» Entries from a page text collection
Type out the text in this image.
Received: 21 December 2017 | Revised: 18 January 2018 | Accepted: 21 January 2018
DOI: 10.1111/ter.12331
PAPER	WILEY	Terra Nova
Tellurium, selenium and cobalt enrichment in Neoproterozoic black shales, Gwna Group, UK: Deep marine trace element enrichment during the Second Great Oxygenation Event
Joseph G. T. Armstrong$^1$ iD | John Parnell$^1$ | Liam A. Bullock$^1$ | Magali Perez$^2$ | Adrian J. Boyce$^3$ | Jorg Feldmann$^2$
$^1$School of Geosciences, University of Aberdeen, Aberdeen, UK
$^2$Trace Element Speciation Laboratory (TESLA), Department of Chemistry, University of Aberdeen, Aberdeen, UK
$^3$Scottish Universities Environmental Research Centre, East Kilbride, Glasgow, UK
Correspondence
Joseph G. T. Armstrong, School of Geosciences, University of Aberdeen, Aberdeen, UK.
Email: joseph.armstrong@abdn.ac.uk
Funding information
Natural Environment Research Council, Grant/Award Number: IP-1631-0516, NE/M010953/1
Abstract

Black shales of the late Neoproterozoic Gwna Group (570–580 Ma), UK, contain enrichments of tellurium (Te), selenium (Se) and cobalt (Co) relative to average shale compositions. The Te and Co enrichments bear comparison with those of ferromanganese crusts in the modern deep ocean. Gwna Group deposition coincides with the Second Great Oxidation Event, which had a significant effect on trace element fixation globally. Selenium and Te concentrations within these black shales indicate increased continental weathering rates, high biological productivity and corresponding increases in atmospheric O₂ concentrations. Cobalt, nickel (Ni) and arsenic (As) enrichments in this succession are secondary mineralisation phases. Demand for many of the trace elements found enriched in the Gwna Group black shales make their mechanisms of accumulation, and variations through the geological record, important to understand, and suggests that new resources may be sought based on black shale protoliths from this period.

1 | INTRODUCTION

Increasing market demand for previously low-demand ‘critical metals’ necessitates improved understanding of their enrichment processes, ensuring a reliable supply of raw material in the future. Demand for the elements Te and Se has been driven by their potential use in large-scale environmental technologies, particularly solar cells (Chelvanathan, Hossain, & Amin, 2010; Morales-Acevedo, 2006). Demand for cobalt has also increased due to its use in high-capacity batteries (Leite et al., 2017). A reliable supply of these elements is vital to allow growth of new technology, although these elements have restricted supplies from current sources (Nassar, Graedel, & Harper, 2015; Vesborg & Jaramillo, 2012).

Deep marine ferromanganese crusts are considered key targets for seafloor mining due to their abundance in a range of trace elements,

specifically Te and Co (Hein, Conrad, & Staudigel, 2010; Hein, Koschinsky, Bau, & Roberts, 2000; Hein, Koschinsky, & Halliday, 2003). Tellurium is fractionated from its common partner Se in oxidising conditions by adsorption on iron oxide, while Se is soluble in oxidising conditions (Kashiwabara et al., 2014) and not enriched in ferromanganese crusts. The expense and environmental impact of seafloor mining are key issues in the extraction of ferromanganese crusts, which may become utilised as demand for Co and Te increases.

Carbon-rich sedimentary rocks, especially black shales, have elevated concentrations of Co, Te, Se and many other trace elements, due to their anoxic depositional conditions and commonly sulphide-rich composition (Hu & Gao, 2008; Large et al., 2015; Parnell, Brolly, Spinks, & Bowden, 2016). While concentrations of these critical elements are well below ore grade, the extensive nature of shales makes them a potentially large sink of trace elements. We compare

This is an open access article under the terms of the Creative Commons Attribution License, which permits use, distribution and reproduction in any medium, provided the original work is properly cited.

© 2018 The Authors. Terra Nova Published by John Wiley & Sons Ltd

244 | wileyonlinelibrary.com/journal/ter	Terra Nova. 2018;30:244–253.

» Problem requirements
All lines in the records above with "Nova" need to be found and copied.

» Expected output
PAPER	WILEY	Terra Nova
© 2018 The Authors. Terra Nova Published by John Wiley & Sons Ltd
244 | wileyonlinelibrary.com/journal/ter	Terra Nova. 2018;30:244–253.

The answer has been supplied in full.